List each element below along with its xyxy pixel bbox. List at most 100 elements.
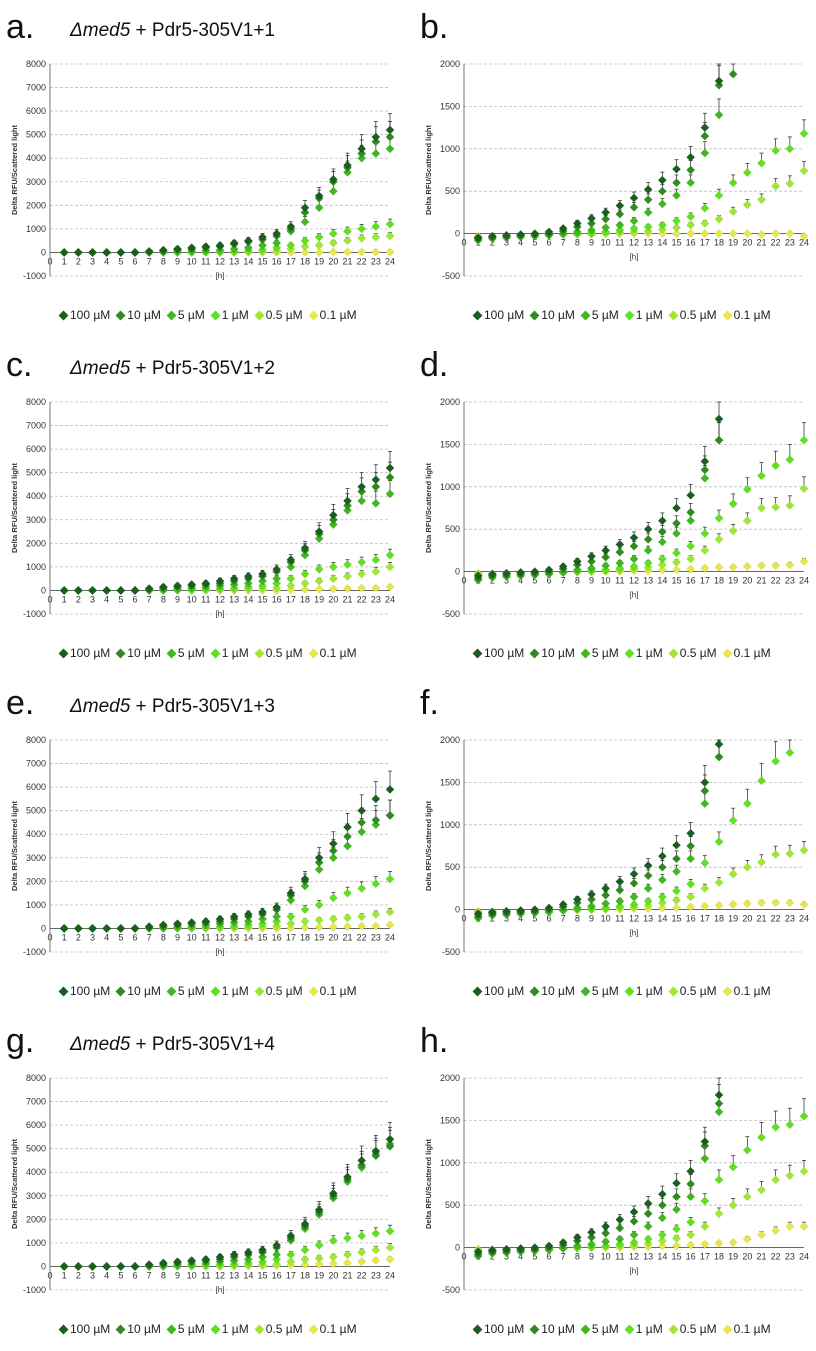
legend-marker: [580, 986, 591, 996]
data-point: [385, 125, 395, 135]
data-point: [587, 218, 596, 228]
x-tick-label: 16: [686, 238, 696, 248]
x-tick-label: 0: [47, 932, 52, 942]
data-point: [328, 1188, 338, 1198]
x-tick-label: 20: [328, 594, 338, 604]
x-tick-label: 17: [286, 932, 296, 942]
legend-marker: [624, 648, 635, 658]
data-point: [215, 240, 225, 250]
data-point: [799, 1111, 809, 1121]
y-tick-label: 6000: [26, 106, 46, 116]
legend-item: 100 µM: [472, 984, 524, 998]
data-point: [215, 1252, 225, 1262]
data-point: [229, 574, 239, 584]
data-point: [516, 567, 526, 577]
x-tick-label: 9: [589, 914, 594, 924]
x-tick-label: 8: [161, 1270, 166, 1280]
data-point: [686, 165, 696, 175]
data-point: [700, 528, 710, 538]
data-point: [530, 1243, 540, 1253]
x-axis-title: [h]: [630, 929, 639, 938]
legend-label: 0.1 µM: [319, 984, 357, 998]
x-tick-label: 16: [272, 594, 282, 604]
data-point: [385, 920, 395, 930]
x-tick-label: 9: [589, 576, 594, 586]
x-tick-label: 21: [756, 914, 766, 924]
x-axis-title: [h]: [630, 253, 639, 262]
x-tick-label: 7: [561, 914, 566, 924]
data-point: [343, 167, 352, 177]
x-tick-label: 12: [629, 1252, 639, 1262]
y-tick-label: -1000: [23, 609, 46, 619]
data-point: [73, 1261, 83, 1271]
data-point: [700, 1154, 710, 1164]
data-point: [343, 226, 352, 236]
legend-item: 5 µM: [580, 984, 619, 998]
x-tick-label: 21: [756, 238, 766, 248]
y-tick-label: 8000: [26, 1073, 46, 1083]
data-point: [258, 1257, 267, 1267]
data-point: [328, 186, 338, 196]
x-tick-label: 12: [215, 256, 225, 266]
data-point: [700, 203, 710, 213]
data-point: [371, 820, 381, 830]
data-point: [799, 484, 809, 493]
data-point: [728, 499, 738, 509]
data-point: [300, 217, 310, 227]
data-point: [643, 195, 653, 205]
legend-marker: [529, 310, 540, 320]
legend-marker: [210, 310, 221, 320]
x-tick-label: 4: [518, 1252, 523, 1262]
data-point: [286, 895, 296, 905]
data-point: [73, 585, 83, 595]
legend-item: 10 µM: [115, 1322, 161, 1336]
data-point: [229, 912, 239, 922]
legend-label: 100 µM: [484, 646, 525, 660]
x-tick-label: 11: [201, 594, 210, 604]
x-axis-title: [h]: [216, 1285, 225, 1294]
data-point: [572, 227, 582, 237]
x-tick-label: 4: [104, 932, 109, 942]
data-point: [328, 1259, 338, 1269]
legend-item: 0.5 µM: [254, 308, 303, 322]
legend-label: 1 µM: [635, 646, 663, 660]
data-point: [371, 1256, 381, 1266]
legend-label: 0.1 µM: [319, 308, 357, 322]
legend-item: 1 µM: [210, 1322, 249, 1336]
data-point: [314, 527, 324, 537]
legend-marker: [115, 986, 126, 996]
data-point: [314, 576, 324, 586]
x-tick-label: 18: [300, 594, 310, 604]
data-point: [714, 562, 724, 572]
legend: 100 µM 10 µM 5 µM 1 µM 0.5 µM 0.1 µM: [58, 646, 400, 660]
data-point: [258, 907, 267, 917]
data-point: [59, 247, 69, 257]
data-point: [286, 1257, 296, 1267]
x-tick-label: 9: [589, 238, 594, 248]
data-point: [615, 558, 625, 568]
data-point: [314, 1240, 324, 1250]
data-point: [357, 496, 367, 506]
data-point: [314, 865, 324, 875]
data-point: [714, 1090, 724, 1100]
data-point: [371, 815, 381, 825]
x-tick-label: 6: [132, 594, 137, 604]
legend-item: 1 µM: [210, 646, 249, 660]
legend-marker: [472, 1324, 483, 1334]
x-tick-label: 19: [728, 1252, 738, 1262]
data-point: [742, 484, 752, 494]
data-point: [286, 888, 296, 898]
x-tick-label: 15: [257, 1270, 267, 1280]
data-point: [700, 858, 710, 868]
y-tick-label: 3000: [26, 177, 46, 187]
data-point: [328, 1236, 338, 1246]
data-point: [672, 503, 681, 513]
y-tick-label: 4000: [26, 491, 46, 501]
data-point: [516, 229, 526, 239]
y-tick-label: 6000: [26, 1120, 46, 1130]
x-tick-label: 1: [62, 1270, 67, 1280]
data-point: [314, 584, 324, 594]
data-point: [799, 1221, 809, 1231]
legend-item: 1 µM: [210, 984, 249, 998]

Instructions for the task — Could you give the data above again, swapping every "data-point" for "plotted-value", keeping everything else unchanged and leaving the pictures out?

Reply to the exercise —
List each element below along with its xyxy pixel bbox. List at most 100 elements.
legend-marker: [580, 986, 591, 996]
plotted-value: [385, 125, 395, 135]
plotted-value: [587, 218, 596, 228]
x-tick-label: 16: [686, 238, 696, 248]
x-tick-label: 0: [47, 932, 52, 942]
plotted-value: [328, 1188, 338, 1198]
x-tick-label: 20: [328, 594, 338, 604]
x-tick-label: 17: [286, 932, 296, 942]
legend-marker: [624, 648, 635, 658]
plotted-value: [215, 240, 225, 250]
plotted-value: [799, 1111, 809, 1121]
y-tick-label: 6000: [26, 106, 46, 116]
legend-item: 100 µM: [472, 984, 524, 998]
plotted-value: [215, 1252, 225, 1262]
plotted-value: [229, 574, 239, 584]
plotted-value: [516, 567, 526, 577]
x-tick-label: 9: [589, 914, 594, 924]
x-tick-label: 8: [161, 1270, 166, 1280]
plotted-value: [686, 165, 696, 175]
plotted-value: [700, 528, 710, 538]
plotted-value: [530, 1243, 540, 1253]
x-axis-title: [h]: [630, 929, 639, 938]
legend-label: 0.1 µM: [319, 984, 357, 998]
x-tick-label: 16: [272, 594, 282, 604]
plotted-value: [385, 920, 395, 930]
x-tick-label: 9: [589, 576, 594, 586]
x-tick-label: 21: [756, 914, 766, 924]
x-axis-title: [h]: [630, 253, 639, 262]
x-tick-label: 7: [561, 914, 566, 924]
plotted-value: [343, 167, 352, 177]
x-tick-label: 12: [629, 1252, 639, 1262]
y-tick-label: -1000: [23, 609, 46, 619]
plotted-value: [73, 1261, 83, 1271]
plotted-value: [700, 1154, 710, 1164]
plotted-value: [343, 226, 352, 236]
legend-item: 5 µM: [580, 984, 619, 998]
x-tick-label: 21: [756, 238, 766, 248]
y-tick-label: 8000: [26, 1073, 46, 1083]
plotted-value: [258, 1257, 267, 1267]
plotted-value: [328, 186, 338, 196]
x-tick-label: 12: [215, 256, 225, 266]
plotted-value: [700, 203, 710, 213]
plotted-value: [371, 820, 381, 830]
plotted-value: [799, 484, 809, 493]
plotted-value: [728, 499, 738, 509]
plotted-value: [300, 217, 310, 227]
plotted-value: [643, 195, 653, 205]
legend-marker: [529, 310, 540, 320]
legend-marker: [210, 310, 221, 320]
x-tick-label: 4: [518, 1252, 523, 1262]
plotted-value: [286, 895, 296, 905]
plotted-value: [73, 585, 83, 595]
legend-item: 10 µM: [115, 1322, 161, 1336]
plotted-value: [229, 912, 239, 922]
legend-label: 100 µM: [484, 646, 525, 660]
x-tick-label: 11: [201, 594, 210, 604]
x-axis-title: [h]: [216, 1285, 225, 1294]
plotted-value: [572, 227, 582, 237]
x-tick-label: 4: [104, 932, 109, 942]
plotted-value: [328, 1259, 338, 1269]
legend-item: 0.5 µM: [254, 308, 303, 322]
legend-label: 1 µM: [635, 646, 663, 660]
plotted-value: [371, 1256, 381, 1266]
legend-label: 0.1 µM: [319, 308, 357, 322]
legend-item: 1 µM: [210, 1322, 249, 1336]
plotted-value: [314, 527, 324, 537]
legend-marker: [115, 986, 126, 996]
plotted-value: [314, 576, 324, 586]
x-tick-label: 18: [300, 594, 310, 604]
plotted-value: [714, 562, 724, 572]
legend: 100 µM 10 µM 5 µM 1 µM 0.5 µM 0.1 µM: [58, 646, 400, 660]
plotted-value: [258, 907, 267, 917]
plotted-value: [59, 247, 69, 257]
plotted-value: [286, 1257, 296, 1267]
x-tick-label: 9: [589, 238, 594, 248]
plotted-value: [615, 558, 625, 568]
plotted-value: [314, 1240, 324, 1250]
plotted-value: [357, 496, 367, 506]
plotted-value: [314, 865, 324, 875]
plotted-value: [714, 1090, 724, 1100]
plotted-value: [371, 815, 381, 825]
x-tick-label: 6: [132, 594, 137, 604]
legend-item: 1 µM: [210, 646, 249, 660]
legend-marker: [472, 1324, 483, 1334]
x-tick-label: 19: [728, 1252, 738, 1262]
plotted-value: [742, 484, 752, 494]
plotted-value: [286, 888, 296, 898]
x-tick-label: 15: [257, 1270, 267, 1280]
plotted-value: [700, 858, 710, 868]
y-tick-label: 3000: [26, 177, 46, 187]
plotted-value: [328, 1236, 338, 1246]
plotted-value: [672, 503, 681, 513]
y-tick-label: 4000: [26, 491, 46, 501]
plotted-value: [516, 229, 526, 239]
y-tick-label: 6000: [26, 1120, 46, 1130]
x-tick-label: 1: [62, 1270, 67, 1280]
plotted-value: [314, 584, 324, 594]
plotted-value: [799, 1221, 809, 1231]
legend-item: 1 µM: [210, 984, 249, 998]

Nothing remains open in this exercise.